■ Short exercise: Return every record verbatim.

### Provided entries

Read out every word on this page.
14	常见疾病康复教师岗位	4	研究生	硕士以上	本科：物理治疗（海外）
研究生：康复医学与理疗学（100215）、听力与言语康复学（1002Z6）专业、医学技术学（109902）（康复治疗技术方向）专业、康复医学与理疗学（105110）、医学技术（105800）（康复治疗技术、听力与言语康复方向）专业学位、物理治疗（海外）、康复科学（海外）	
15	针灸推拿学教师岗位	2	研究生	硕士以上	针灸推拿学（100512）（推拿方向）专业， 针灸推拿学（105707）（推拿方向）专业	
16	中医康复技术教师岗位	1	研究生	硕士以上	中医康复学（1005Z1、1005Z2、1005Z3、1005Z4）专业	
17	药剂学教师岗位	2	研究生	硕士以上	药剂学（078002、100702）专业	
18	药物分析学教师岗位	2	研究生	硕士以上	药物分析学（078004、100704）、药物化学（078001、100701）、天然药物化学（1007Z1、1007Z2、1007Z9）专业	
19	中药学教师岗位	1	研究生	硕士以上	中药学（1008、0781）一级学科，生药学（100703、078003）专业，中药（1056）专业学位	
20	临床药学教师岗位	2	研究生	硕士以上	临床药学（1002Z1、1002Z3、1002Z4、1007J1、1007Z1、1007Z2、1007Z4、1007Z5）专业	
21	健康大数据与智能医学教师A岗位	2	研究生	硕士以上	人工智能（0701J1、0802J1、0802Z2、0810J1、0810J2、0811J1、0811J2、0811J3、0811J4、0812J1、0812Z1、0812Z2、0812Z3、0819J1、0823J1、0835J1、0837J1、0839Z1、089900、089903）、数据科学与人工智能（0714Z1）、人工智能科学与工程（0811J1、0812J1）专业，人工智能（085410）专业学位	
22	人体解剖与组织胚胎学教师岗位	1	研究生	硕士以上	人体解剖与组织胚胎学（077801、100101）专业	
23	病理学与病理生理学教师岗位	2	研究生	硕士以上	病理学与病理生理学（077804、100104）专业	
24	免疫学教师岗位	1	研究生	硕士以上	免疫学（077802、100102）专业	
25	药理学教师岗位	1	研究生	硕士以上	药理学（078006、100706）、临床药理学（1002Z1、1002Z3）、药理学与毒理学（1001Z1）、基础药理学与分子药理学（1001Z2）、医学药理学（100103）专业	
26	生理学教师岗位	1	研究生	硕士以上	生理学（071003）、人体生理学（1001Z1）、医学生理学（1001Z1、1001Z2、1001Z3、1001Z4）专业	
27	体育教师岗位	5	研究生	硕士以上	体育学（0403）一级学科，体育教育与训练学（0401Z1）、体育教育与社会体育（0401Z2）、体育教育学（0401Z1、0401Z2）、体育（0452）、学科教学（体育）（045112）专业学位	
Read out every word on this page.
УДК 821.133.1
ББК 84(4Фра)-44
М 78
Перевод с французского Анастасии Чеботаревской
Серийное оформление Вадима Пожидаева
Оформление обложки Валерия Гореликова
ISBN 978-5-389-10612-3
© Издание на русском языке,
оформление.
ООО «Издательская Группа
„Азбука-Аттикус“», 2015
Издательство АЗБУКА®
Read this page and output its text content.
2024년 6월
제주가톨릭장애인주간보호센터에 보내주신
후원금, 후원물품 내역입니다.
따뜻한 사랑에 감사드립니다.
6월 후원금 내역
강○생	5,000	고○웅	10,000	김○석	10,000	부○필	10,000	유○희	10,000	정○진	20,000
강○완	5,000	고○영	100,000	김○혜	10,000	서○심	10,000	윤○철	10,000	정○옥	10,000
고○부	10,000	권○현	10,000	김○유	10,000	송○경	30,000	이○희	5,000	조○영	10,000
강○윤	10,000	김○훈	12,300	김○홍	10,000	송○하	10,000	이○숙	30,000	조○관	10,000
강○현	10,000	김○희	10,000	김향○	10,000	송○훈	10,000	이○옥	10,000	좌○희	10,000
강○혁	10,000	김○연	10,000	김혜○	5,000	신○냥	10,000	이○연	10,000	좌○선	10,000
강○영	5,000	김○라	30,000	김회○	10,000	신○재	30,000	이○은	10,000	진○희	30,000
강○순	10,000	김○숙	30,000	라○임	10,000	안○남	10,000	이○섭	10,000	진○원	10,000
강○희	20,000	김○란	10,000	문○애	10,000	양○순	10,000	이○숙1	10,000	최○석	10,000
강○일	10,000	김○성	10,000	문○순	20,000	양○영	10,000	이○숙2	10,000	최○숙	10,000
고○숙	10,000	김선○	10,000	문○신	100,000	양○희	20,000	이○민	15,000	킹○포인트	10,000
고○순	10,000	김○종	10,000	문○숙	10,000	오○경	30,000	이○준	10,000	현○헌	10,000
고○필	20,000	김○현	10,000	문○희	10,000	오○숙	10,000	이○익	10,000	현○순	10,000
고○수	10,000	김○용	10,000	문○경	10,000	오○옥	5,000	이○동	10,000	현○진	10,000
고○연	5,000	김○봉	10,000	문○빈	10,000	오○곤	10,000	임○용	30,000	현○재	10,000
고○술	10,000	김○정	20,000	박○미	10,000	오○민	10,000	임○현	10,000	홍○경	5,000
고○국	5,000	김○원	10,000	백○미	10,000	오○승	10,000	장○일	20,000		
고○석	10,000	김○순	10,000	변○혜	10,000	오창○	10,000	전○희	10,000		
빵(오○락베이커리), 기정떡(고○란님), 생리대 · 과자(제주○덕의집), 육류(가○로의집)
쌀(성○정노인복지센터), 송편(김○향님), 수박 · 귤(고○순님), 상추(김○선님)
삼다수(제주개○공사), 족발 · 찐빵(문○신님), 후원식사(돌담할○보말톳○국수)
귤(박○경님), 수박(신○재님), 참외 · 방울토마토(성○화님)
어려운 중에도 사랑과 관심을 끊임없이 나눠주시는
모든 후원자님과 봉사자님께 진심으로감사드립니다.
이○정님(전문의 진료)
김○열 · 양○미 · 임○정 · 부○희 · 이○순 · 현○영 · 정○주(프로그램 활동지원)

######

■ Task response:
Read out every word on this page.
14	常见疾病康复教师岗位	4	研究生	硕士以上	本科：物理治疗（海外）
研究生：康复医学与理疗学（100215）、听力与言语康复学（1002Z6）专业、医学技术学（109902）（康复治疗技术方向）专业、康复医学与理疗学（105110）、医学技术（105800）（康复治疗技术、听力与言语康复方向）专业学位、物理治疗（海外）、康复科学（海外）	
15	针灸推拿学教师岗位	2	研究生	硕士以上	针灸推拿学（100512）（推拿方向）专业， 针灸推拿学（105707）（推拿方向）专业	
16	中医康复技术教师岗位	1	研究生	硕士以上	中医康复学（1005Z1、1005Z2、1005Z3、1005Z4）专业	
17	药剂学教师岗位	2	研究生	硕士以上	药剂学（078002、100702）专业	
18	药物分析学教师岗位	2	研究生	硕士以上	药物分析学（078004、100704）、药物化学（078001、100701）、天然药物化学（1007Z1、1007Z2、1007Z9）专业	
19	中药学教师岗位	1	研究生	硕士以上	中药学（1008、0781）一级学科，生药学（100703、078003）专业，中药（1056）专业学位	
20	临床药学教师岗位	2	研究生	硕士以上	临床药学（1002Z1、1002Z3、1002Z4、1007J1、1007Z1、1007Z2、1007Z4、1007Z5）专业	
21	健康大数据与智能医学教师A岗位	2	研究生	硕士以上	人工智能（0701J1、0802J1、0802Z2、0810J1、0810J2、0811J1、0811J2、0811J3、0811J4、0812J1、0812Z1、0812Z2、0812Z3、0819J1、0823J1、0835J1、0837J1、0839Z1、089900、089903）、数据科学与人工智能（0714Z1）、人工智能科学与工程（0811J1、0812J1）专业，人工智能（085410）专业学位	
22	人体解剖与组织胚胎学教师岗位	1	研究生	硕士以上	人体解剖与组织胚胎学（077801、100101）专业	
23	病理学与病理生理学教师岗位	2	研究生	硕士以上	病理学与病理生理学（077804、100104）专业	
24	免疫学教师岗位	1	研究生	硕士以上	免疫学（077802、100102）专业	
25	药理学教师岗位	1	研究生	硕士以上	药理学（078006、100706）、临床药理学（1002Z1、1002Z3）、药理学与毒理学（1001Z1）、基础药理学与分子药理学（1001Z2）、医学药理学（100103）专业	
26	生理学教师岗位	1	研究生	硕士以上	生理学（071003）、人体生理学（1001Z1）、医学生理学（1001Z1、1001Z2、1001Z3、1001Z4）专业	
27	体育教师岗位	5	研究生	硕士以上	体育学（0403）一级学科，体育教育与训练学（0401Z1）、体育教育与社会体育（0401Z2）、体育教育学（0401Z1、0401Z2）、体育（0452）、学科教学（体育）（045112）专业学位	
Read out every word on this page.
УДК 821.133.1
ББК 84(4Фра)-44
М 78
Перевод с французского Анастасии Чеботаревской
Серийное оформление Вадима Пожидаева
Оформление обложки Валерия Гореликова
ISBN 978-5-389-10612-3
© Издание на русском языке,
оформление.
ООО «Издательская Группа
„Азбука-Аттикус“», 2015
Издательство АЗБУКА®
Read this page and output its text content.
2024년 6월
제주가톨릭장애인주간보호센터에 보내주신
후원금, 후원물품 내역입니다.
따뜻한 사랑에 감사드립니다.
6월 후원금 내역
강○생	5,000	고○웅	10,000	김○석	10,000	부○필	10,000	유○희	10,000	정○진	20,000
강○완	5,000	고○영	100,000	김○혜	10,000	서○심	10,000	윤○철	10,000	정○옥	10,000
고○부	10,000	권○현	10,000	김○유	10,000	송○경	30,000	이○희	5,000	조○영	10,000
강○윤	10,000	김○훈	12,300	김○홍	10,000	송○하	10,000	이○숙	30,000	조○관	10,000
강○현	10,000	김○희	10,000	김향○	10,000	송○훈	10,000	이○옥	10,000	좌○희	10,000
강○혁	10,000	김○연	10,000	김혜○	5,000	신○냥	10,000	이○연	10,000	좌○선	10,000
강○영	5,000	김○라	30,000	김회○	10,000	신○재	30,000	이○은	10,000	진○희	30,000
강○순	10,000	김○숙	30,000	라○임	10,000	안○남	10,000	이○섭	10,000	진○원	10,000
강○희	20,000	김○란	10,000	문○애	10,000	양○순	10,000	이○숙1	10,000	최○석	10,000
강○일	10,000	김○성	10,000	문○순	20,000	양○영	10,000	이○숙2	10,000	최○숙	10,000
고○숙	10,000	김선○	10,000	문○신	100,000	양○희	20,000	이○민	15,000	킹○포인트	10,000
고○순	10,000	김○종	10,000	문○숙	10,000	오○경	30,000	이○준	10,000	현○헌	10,000
고○필	20,000	김○현	10,000	문○희	10,000	오○숙	10,000	이○익	10,000	현○순	10,000
고○수	10,000	김○용	10,000	문○경	10,000	오○옥	5,000	이○동	10,000	현○진	10,000
고○연	5,000	김○봉	10,000	문○빈	10,000	오○곤	10,000	임○용	30,000	현○재	10,000
고○술	10,000	김○정	20,000	박○미	10,000	오○민	10,000	임○현	10,000	홍○경	5,000
고○국	5,000	김○원	10,000	백○미	10,000	오○승	10,000	장○일	20,000		
고○석	10,000	김○순	10,000	변○혜	10,000	오창○	10,000	전○희	10,000		
빵(오○락베이커리), 기정떡(고○란님), 생리대 · 과자(제주○덕의집), 육류(가○로의집)
쌀(성○정노인복지센터), 송편(김○향님), 수박 · 귤(고○순님), 상추(김○선님)
삼다수(제주개○공사), 족발 · 찐빵(문○신님), 후원식사(돌담할○보말톳○국수)
귤(박○경님), 수박(신○재님), 참외 · 방울토마토(성○화님)
어려운 중에도 사랑과 관심을 끊임없이 나눠주시는
모든 후원자님과 봉사자님께 진심으로감사드립니다.
이○정님(전문의 진료)
김○열 · 양○미 · 임○정 · 부○희 · 이○순 · 현○영 · 정○주(프로그램 활동지원)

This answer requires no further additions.